=== Records supplied ===

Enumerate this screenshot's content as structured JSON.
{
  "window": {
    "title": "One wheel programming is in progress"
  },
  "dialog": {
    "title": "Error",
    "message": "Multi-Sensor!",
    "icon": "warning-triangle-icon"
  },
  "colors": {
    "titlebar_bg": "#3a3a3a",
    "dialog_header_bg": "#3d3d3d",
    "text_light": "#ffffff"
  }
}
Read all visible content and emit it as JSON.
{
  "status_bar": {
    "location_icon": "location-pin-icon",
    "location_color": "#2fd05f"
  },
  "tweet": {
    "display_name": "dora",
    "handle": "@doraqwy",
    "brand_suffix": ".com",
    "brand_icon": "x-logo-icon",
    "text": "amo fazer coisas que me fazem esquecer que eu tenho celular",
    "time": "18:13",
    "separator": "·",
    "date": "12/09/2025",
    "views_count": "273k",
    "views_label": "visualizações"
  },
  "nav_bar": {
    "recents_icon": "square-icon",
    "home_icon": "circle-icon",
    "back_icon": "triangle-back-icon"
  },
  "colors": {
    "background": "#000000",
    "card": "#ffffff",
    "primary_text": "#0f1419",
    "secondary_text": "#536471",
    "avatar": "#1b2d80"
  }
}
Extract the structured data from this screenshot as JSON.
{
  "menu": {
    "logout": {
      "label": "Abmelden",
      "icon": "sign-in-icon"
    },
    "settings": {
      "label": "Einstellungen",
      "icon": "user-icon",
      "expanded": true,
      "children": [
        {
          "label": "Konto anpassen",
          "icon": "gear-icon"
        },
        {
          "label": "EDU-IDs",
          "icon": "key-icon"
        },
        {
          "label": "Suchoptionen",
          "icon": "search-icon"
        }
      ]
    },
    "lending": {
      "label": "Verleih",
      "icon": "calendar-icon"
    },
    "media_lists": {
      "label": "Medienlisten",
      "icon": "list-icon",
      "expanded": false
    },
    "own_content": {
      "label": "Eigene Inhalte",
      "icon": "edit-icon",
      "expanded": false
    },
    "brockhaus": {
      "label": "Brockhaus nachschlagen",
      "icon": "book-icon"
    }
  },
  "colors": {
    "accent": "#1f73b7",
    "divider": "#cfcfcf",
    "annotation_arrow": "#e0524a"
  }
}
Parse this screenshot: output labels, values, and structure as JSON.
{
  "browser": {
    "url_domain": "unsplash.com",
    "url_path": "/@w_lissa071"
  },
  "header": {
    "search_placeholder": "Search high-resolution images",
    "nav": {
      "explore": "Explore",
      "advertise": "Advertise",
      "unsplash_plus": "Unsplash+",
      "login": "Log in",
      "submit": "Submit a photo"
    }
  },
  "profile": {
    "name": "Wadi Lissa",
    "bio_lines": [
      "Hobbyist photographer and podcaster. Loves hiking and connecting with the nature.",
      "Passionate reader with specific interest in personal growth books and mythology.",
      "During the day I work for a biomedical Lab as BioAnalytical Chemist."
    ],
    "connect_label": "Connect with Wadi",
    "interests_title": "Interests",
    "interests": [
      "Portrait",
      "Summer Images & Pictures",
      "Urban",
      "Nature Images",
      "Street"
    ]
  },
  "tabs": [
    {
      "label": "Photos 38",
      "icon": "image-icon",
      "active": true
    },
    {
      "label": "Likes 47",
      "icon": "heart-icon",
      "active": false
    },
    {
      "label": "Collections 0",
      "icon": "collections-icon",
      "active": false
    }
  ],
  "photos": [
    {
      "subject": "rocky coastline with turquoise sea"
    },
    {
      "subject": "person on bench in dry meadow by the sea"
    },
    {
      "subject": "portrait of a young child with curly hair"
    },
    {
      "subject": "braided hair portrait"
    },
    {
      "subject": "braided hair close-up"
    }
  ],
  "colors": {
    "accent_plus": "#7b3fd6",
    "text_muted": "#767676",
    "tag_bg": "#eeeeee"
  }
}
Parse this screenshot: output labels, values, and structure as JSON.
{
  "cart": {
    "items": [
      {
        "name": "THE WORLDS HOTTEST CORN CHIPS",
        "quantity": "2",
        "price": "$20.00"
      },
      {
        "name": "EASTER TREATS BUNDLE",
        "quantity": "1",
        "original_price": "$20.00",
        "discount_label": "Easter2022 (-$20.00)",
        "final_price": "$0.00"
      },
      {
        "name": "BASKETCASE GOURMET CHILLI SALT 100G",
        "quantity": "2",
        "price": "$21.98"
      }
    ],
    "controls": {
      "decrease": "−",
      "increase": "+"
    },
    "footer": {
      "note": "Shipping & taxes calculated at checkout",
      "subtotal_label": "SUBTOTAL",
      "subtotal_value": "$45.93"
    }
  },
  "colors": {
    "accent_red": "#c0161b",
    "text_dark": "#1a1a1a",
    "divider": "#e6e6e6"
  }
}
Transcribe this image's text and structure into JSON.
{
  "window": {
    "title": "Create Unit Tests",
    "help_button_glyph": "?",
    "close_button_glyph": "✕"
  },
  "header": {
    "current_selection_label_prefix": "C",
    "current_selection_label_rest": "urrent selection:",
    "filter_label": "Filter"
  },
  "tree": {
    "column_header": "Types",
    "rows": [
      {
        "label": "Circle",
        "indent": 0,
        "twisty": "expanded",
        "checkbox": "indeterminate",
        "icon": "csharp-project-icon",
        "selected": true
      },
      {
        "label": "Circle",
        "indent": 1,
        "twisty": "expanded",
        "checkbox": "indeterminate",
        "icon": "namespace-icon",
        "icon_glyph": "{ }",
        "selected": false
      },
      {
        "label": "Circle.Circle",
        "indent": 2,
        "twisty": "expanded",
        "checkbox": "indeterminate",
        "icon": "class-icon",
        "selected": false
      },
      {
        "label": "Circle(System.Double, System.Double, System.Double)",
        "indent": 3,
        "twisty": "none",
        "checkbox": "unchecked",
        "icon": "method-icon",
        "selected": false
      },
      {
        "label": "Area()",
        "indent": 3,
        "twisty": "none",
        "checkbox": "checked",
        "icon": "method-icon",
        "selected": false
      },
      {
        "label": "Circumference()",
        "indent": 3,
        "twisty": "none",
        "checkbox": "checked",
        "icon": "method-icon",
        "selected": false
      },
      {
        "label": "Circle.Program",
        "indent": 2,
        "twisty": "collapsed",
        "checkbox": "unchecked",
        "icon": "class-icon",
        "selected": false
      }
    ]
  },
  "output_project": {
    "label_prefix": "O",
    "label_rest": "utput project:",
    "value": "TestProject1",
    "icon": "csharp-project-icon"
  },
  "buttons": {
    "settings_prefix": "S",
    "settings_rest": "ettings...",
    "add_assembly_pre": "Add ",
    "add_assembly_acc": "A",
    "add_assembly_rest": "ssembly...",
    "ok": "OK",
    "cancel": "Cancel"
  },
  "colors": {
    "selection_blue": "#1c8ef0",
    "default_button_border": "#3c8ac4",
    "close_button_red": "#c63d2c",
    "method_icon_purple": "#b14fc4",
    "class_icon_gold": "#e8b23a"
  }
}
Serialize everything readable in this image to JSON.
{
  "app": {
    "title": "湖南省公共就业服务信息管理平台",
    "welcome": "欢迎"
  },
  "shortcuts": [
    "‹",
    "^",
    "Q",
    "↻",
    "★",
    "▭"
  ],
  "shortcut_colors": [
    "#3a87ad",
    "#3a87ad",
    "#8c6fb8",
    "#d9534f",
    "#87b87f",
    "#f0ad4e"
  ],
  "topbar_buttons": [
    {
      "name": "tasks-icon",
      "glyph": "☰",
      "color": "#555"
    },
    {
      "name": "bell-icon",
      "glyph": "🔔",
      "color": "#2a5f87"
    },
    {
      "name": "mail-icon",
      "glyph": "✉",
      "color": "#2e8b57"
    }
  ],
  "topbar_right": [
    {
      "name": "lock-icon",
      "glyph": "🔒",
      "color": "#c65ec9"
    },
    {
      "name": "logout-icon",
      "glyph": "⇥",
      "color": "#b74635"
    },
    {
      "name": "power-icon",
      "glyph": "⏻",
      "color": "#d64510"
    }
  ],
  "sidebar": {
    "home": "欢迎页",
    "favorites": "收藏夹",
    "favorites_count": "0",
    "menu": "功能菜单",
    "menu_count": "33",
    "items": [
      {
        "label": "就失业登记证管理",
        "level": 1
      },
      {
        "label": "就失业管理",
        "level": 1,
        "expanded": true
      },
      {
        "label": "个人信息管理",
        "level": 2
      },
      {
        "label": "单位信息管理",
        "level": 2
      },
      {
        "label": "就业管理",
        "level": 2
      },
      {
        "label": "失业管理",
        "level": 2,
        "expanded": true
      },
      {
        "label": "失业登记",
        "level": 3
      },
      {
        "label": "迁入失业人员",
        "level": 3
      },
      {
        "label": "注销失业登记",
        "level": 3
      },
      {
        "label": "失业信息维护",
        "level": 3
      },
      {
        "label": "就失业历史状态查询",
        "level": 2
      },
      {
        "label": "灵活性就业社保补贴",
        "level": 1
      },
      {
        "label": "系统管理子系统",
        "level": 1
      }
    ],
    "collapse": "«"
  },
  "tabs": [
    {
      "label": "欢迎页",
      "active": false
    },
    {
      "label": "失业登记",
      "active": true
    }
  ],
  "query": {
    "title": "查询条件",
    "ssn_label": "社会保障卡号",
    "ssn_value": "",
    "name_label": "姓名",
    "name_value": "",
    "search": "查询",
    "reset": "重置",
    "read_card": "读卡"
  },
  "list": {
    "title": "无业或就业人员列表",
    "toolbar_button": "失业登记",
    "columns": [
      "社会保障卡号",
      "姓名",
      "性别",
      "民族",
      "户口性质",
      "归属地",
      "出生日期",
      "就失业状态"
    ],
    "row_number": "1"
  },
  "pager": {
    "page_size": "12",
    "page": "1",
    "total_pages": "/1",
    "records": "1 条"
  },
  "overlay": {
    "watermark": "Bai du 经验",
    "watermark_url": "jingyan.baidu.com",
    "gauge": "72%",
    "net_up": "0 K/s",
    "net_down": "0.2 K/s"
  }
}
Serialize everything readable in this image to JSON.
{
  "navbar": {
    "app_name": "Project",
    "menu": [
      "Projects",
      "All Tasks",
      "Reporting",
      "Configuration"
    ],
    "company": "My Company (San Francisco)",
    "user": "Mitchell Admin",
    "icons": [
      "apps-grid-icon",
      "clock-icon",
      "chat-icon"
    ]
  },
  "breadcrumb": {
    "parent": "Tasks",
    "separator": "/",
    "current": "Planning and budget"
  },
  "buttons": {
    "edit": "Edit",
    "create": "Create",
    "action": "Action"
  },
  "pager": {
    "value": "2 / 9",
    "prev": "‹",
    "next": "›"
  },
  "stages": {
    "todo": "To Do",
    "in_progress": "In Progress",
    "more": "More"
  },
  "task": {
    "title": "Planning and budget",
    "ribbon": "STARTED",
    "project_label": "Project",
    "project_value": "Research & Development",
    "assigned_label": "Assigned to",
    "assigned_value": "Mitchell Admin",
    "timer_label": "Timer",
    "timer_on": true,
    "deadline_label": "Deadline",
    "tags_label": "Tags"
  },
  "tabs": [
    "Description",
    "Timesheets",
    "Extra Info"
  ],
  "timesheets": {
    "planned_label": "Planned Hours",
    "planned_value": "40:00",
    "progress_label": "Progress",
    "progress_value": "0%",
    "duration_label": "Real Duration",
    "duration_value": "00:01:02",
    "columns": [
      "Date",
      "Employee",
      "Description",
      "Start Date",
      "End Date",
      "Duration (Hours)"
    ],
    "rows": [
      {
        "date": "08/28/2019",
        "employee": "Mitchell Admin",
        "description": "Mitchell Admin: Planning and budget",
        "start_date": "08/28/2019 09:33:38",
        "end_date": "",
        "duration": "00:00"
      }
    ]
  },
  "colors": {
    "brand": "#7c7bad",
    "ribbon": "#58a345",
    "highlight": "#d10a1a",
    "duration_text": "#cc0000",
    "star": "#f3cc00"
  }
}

=== Written request ===
Tally the lines of the material above that contain the word "JSON" and report the total alone.

=== Reply to the task ===
8